▶ _What you have to do_
Look through the data below and work out how many lines contain the string "Phonics". Give the number alone.

>>>

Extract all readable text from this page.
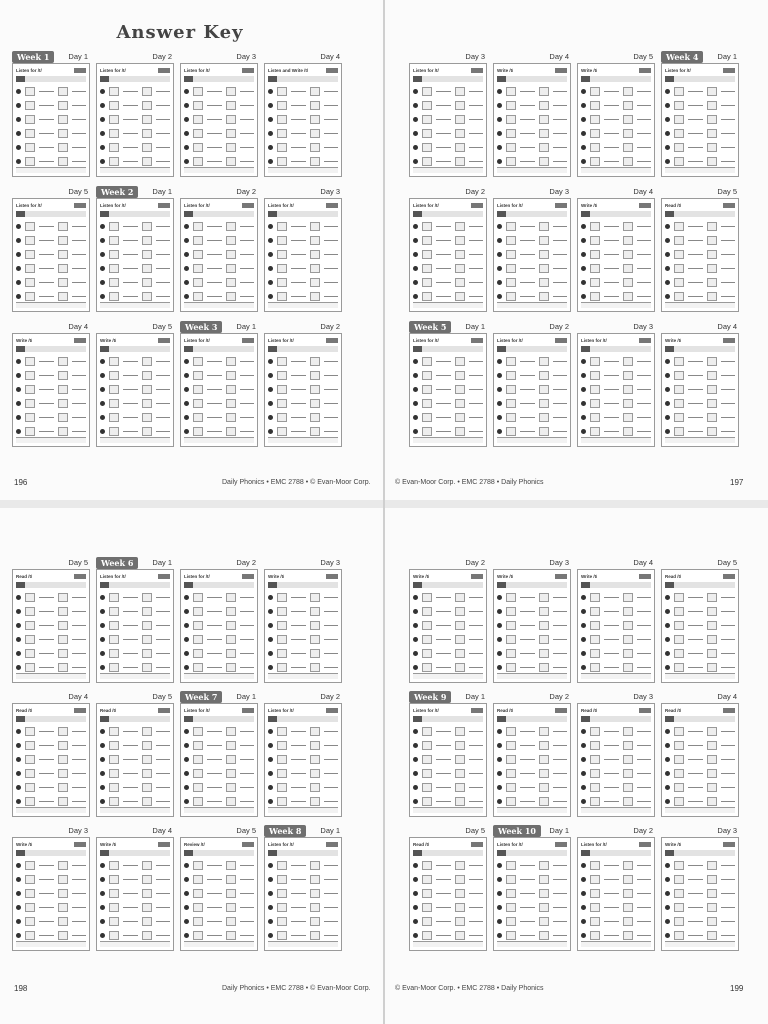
Answer Key
Week 1	Day 1
Listen for /t/
Day 2
Listen for /t/
Day 3
Listen for /t/
Day 4
Listen and Write /t/
Day 5
Listen for /t/
Week 2	Day 1
Listen for /t/
Day 2
Listen for /t/
Day 3
Listen for /t/
Day 4
Write /t/
Day 5
Write /t/
Week 3	Day 1
Listen for /t/
Day 2
Listen for /t/
196	Daily Phonics • EMC 2788 • © Evan-Moor Corp.
Day 3
Listen for /t/
Day 4
Write /t/
Day 5
Write /t/
Week 4	Day 1
Listen for /t/
Day 2
Listen for /t/
Day 3
Listen for /t/
Day 4
Write /t/
Day 5
Read /t/
Week 5	Day 1
Listen for /t/
Day 2
Listen for /t/
Day 3
Listen for /t/
Day 4
Write /t/
© Evan-Moor Corp. • EMC 2788 • Daily Phonics	197
Day 5
Read /t/
Week 6	Day 1
Listen for /t/
Day 2
Listen for /t/
Day 3
Write /t/
Day 4
Read /t/
Day 5
Read /t/
Week 7	Day 1
Listen for /t/
Day 2
Listen for /t/
Day 3
Write /t/
Day 4
Write /t/
Day 5
Review /t/
Week 8	Day 1
Listen for /t/
198	Daily Phonics • EMC 2788 • © Evan-Moor Corp.
Day 2
Write /t/
Day 3
Write /t/
Day 4
Write /t/
Day 5
Read /t/
Week 9	Day 1
Listen for /t/
Day 2
Read /t/
Day 3
Read /t/
Day 4
Read /t/
Day 5
Read /t/
Week 10	Day 1
Listen for /t/
Day 2
Listen for /t/
Day 3
Write /t/
© Evan-Moor Corp. • EMC 2788 • Daily Phonics	199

<<<

▶ _Written answer_
4